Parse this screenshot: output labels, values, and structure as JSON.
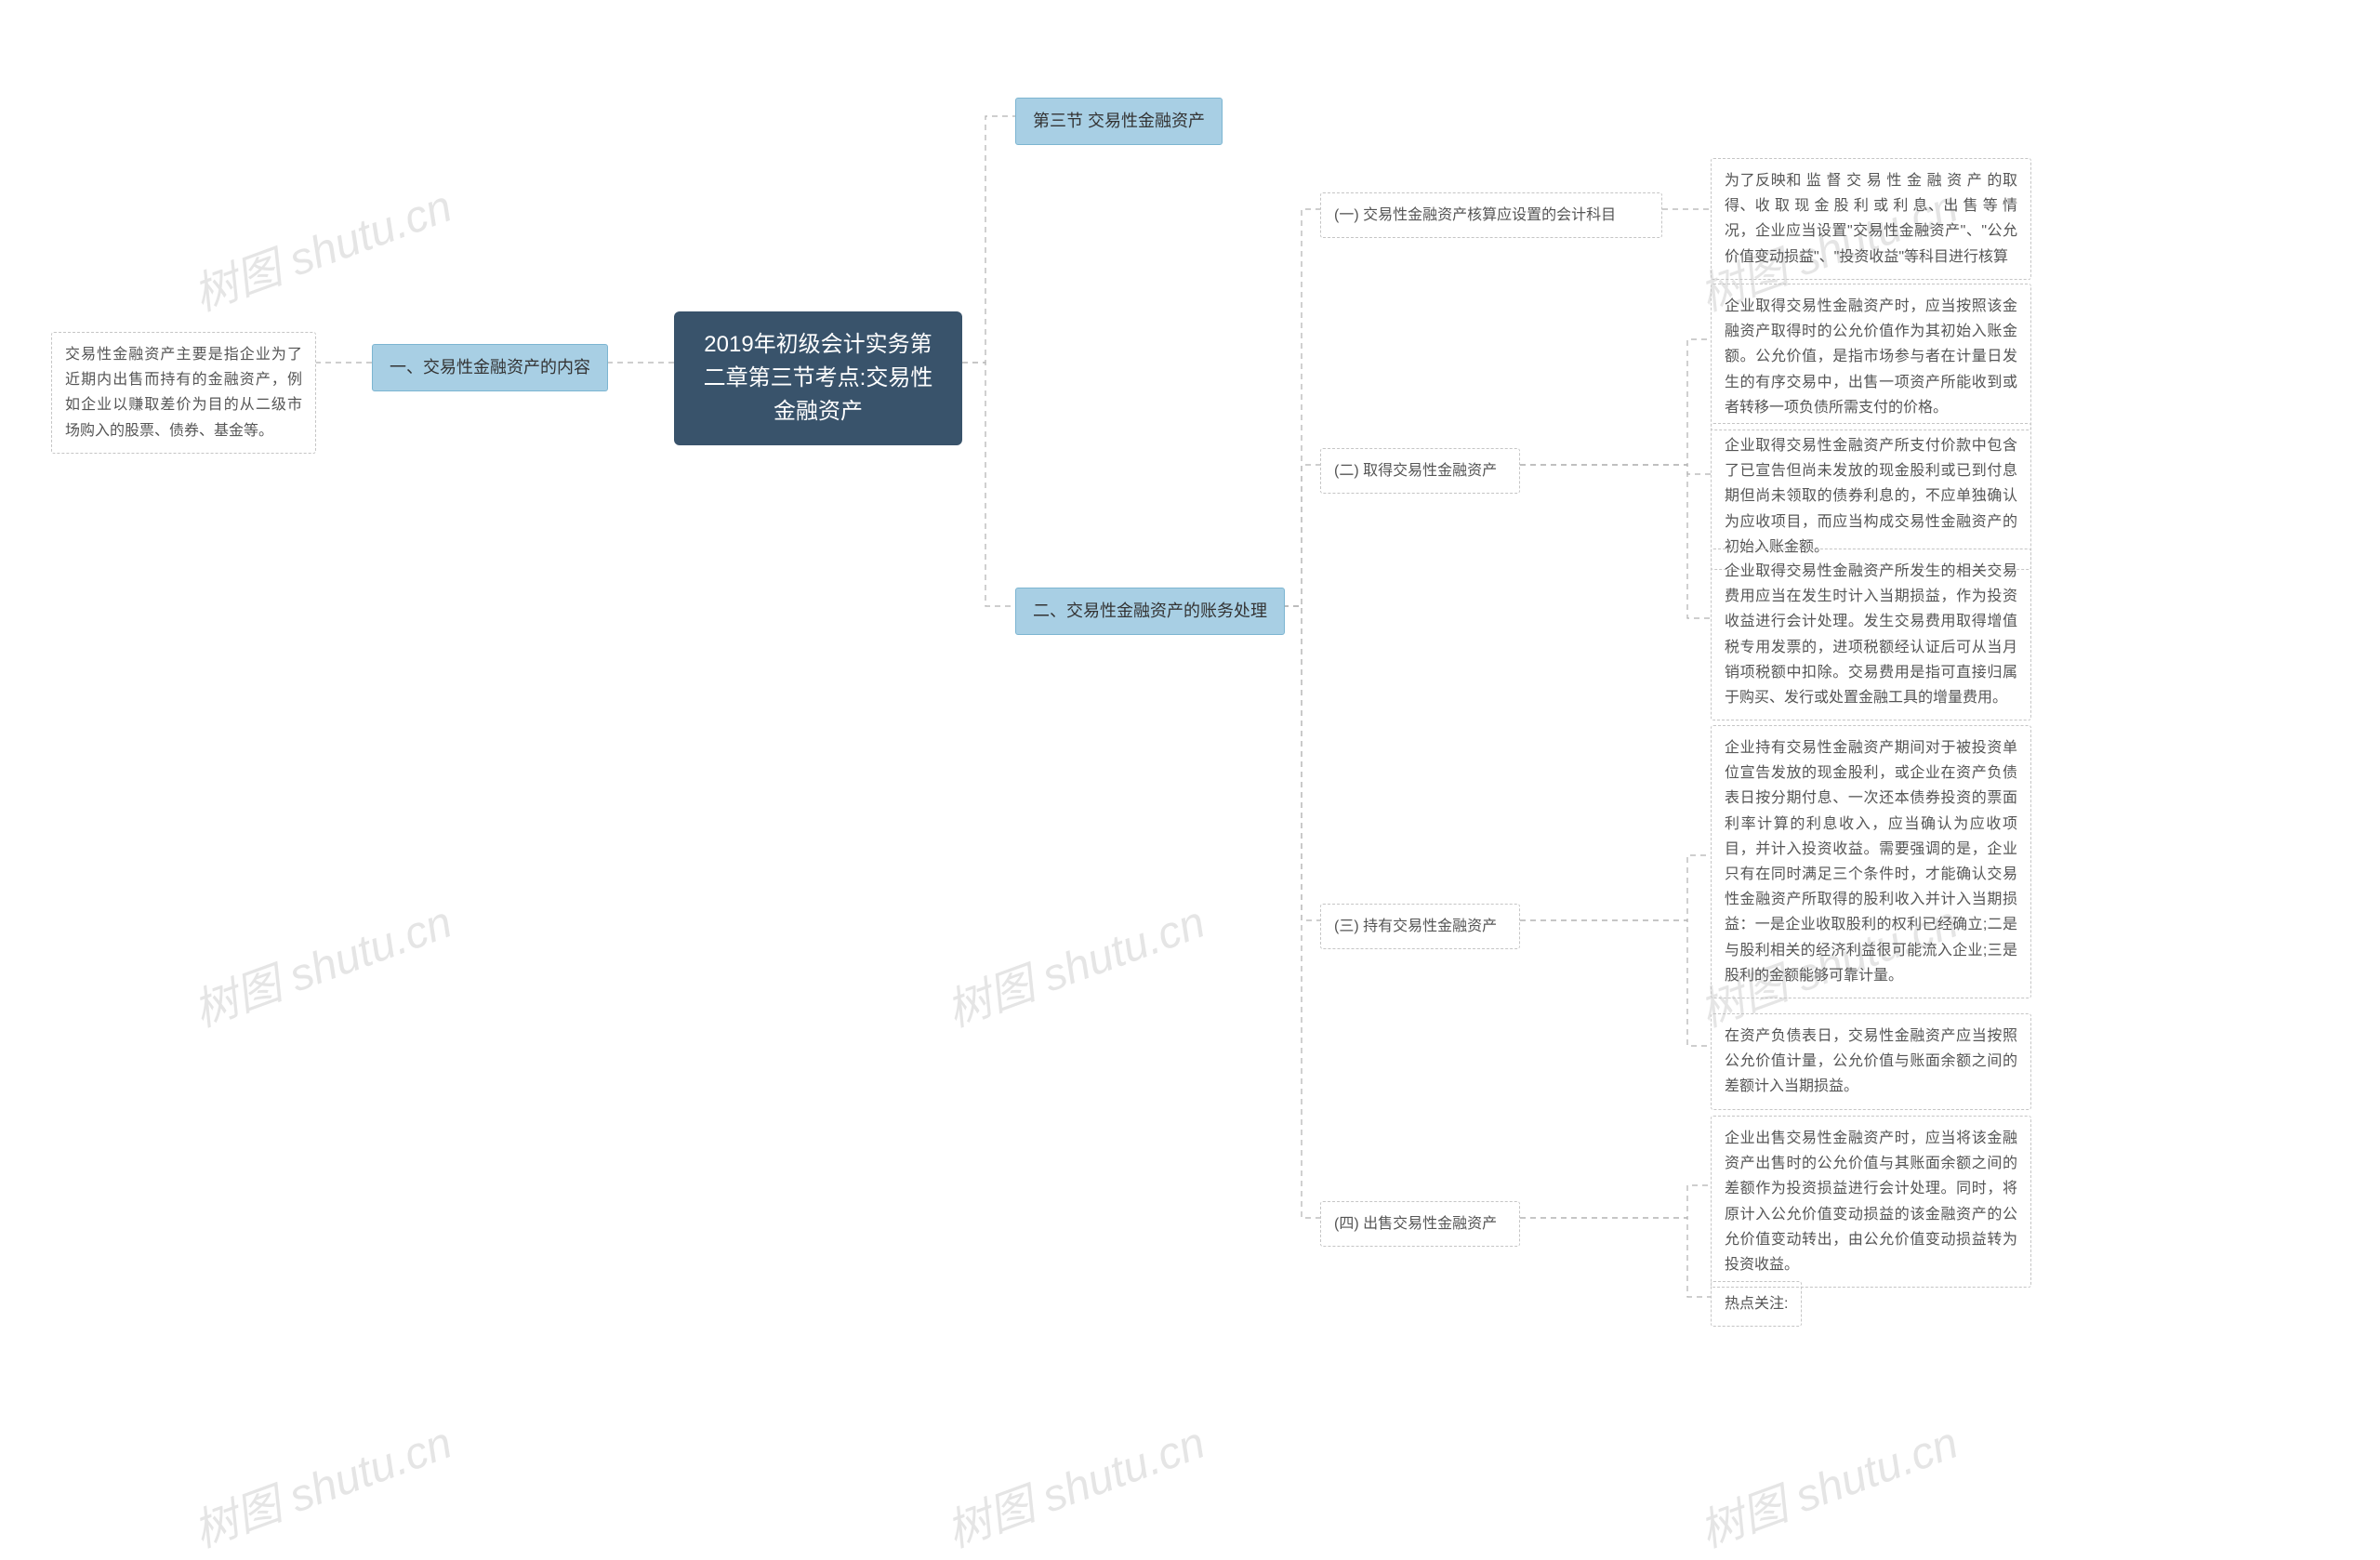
{
  "watermark_text": "树图 shutu.cn",
  "root": {
    "title": "2019年初级会计实务第二章第三节考点:交易性金融资产"
  },
  "left": {
    "branch1": {
      "label": "一、交易性金融资产的内容",
      "leaf": "交易性金融资产主要是指企业为了近期内出售而持有的金融资产，例如企业以赚取差价为目的从二级市场购入的股票、债券、基金等。"
    }
  },
  "right": {
    "branch1": {
      "label": "第三节 交易性金融资产"
    },
    "branch2": {
      "label": "二、交易性金融资产的账务处理",
      "sub1": {
        "label": "(一) 交易性金融资产核算应设置的会计科目",
        "leaf1": "为了反映和 监 督 交 易 性 金 融 资 产 的取得、收 取 现 金 股 利 或 利 息、出 售 等 情况，企业应当设置\"交易性金融资产\"、\"公允价值变动损益\"、\"投资收益\"等科目进行核算"
      },
      "sub2": {
        "label": "(二) 取得交易性金融资产",
        "leaf1": "企业取得交易性金融资产时，应当按照该金融资产取得时的公允价值作为其初始入账金额。公允价值，是指市场参与者在计量日发生的有序交易中，出售一项资产所能收到或者转移一项负债所需支付的价格。",
        "leaf2": "企业取得交易性金融资产所支付价款中包含了已宣告但尚未发放的现金股利或已到付息期但尚未领取的债券利息的，不应单独确认为应收项目，而应当构成交易性金融资产的初始入账金额。",
        "leaf3": "企业取得交易性金融资产所发生的相关交易费用应当在发生时计入当期损益，作为投资收益进行会计处理。发生交易费用取得增值税专用发票的，进项税额经认证后可从当月销项税额中扣除。交易费用是指可直接归属于购买、发行或处置金融工具的增量费用。"
      },
      "sub3": {
        "label": "(三) 持有交易性金融资产",
        "leaf1": "企业持有交易性金融资产期间对于被投资单位宣告发放的现金股利，或企业在资产负债表日按分期付息、一次还本债券投资的票面利率计算的利息收入，应当确认为应收项目，并计入投资收益。需要强调的是，企业只有在同时满足三个条件时，才能确认交易性金融资产所取得的股利收入并计入当期损益：一是企业收取股利的权利已经确立;二是与股利相关的经济利益很可能流入企业;三是股利的金额能够可靠计量。",
        "leaf2": "在资产负债表日，交易性金融资产应当按照公允价值计量，公允价值与账面余额之间的差额计入当期损益。"
      },
      "sub4": {
        "label": "(四) 出售交易性金融资产",
        "leaf1": "企业出售交易性金融资产时，应当将该金融资产出售时的公允价值与其账面余额之间的差额作为投资损益进行会计处理。同时，将原计入公允价值变动损益的该金融资产的公允价值变动转出，由公允价值变动损益转为投资收益。",
        "leaf2": "热点关注:"
      }
    }
  },
  "colors": {
    "root_bg": "#39536b",
    "solid_bg": "#a8cfe4",
    "dashed_border": "#c5c5c5"
  }
}
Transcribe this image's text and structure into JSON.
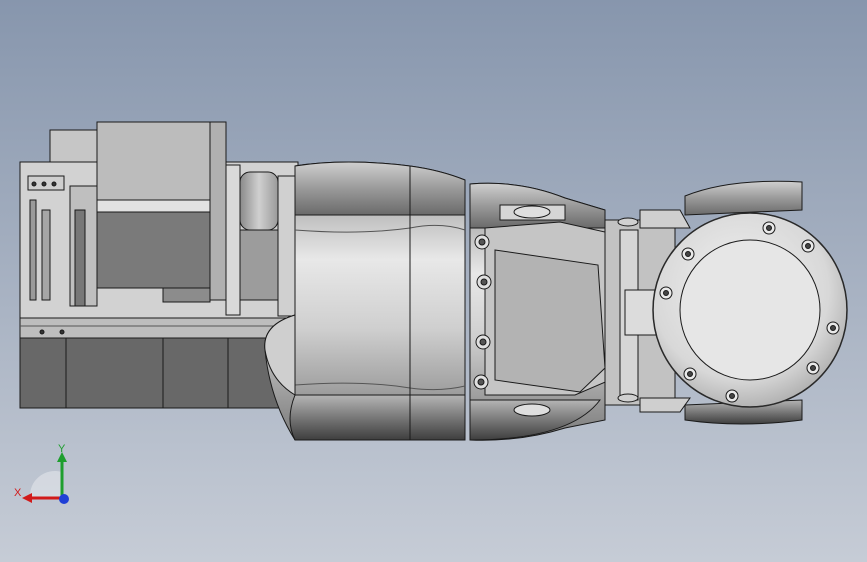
{
  "colors": {
    "background_top": "#8796ad",
    "background_bottom": "#c6ccd6",
    "body_light": "#d9d9d9",
    "body_mid": "#a9a9a9",
    "body_dark": "#6e6e6e",
    "edge": "#1a1a1a",
    "axis_x": "#d11b1b",
    "axis_y": "#1e9e2e",
    "axis_z": "#1f3fd6"
  },
  "triad": {
    "x_label": "X",
    "y_label": "Y",
    "icon": "axis-triad-icon"
  }
}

### EXERCISE REQUIREMENTS
Transcribe the full listing above exactly, with the images removed.

### PROBLEM SOLUTION
Parse this screenshot: output labels, values, and structure as JSON.
{
  "watermark_text": "树图 shutu.cn",
  "root": {
    "title": "2019年初级会计实务第二章第三节考点:交易性金融资产"
  },
  "left": {
    "branch1": {
      "label": "一、交易性金融资产的内容",
      "leaf": "交易性金融资产主要是指企业为了近期内出售而持有的金融资产，例如企业以赚取差价为目的从二级市场购入的股票、债券、基金等。"
    }
  },
  "right": {
    "branch1": {
      "label": "第三节 交易性金融资产"
    },
    "branch2": {
      "label": "二、交易性金融资产的账务处理",
      "sub1": {
        "label": "(一) 交易性金融资产核算应设置的会计科目",
        "leaf1": "为了反映和 监 督 交 易 性 金 融 资 产 的取得、收 取 现 金 股 利 或 利 息、出 售 等 情况，企业应当设置\"交易性金融资产\"、\"公允价值变动损益\"、\"投资收益\"等科目进行核算"
      },
      "sub2": {
        "label": "(二) 取得交易性金融资产",
        "leaf1": "企业取得交易性金融资产时，应当按照该金融资产取得时的公允价值作为其初始入账金额。公允价值，是指市场参与者在计量日发生的有序交易中，出售一项资产所能收到或者转移一项负债所需支付的价格。",
        "leaf2": "企业取得交易性金融资产所支付价款中包含了已宣告但尚未发放的现金股利或已到付息期但尚未领取的债券利息的，不应单独确认为应收项目，而应当构成交易性金融资产的初始入账金额。",
        "leaf3": "企业取得交易性金融资产所发生的相关交易费用应当在发生时计入当期损益，作为投资收益进行会计处理。发生交易费用取得增值税专用发票的，进项税额经认证后可从当月销项税额中扣除。交易费用是指可直接归属于购买、发行或处置金融工具的增量费用。"
      },
      "sub3": {
        "label": "(三) 持有交易性金融资产",
        "leaf1": "企业持有交易性金融资产期间对于被投资单位宣告发放的现金股利，或企业在资产负债表日按分期付息、一次还本债券投资的票面利率计算的利息收入，应当确认为应收项目，并计入投资收益。需要强调的是，企业只有在同时满足三个条件时，才能确认交易性金融资产所取得的股利收入并计入当期损益：一是企业收取股利的权利已经确立;二是与股利相关的经济利益很可能流入企业;三是股利的金额能够可靠计量。",
        "leaf2": "在资产负债表日，交易性金融资产应当按照公允价值计量，公允价值与账面余额之间的差额计入当期损益。"
      },
      "sub4": {
        "label": "(四) 出售交易性金融资产",
        "leaf1": "企业出售交易性金融资产时，应当将该金融资产出售时的公允价值与其账面余额之间的差额作为投资损益进行会计处理。同时，将原计入公允价值变动损益的该金融资产的公允价值变动转出，由公允价值变动损益转为投资收益。",
        "leaf2": "热点关注:"
      }
    }
  },
  "colors": {
    "root_bg": "#39536b",
    "solid_bg": "#a8cfe4",
    "dashed_border": "#c5c5c5"
  }
}
Transcribe this image's text and structure into JSON.
{
  "colors": {
    "background_top": "#8796ad",
    "background_bottom": "#c6ccd6",
    "body_light": "#d9d9d9",
    "body_mid": "#a9a9a9",
    "body_dark": "#6e6e6e",
    "edge": "#1a1a1a",
    "axis_x": "#d11b1b",
    "axis_y": "#1e9e2e",
    "axis_z": "#1f3fd6"
  },
  "triad": {
    "x_label": "X",
    "y_label": "Y",
    "icon": "axis-triad-icon"
  }
}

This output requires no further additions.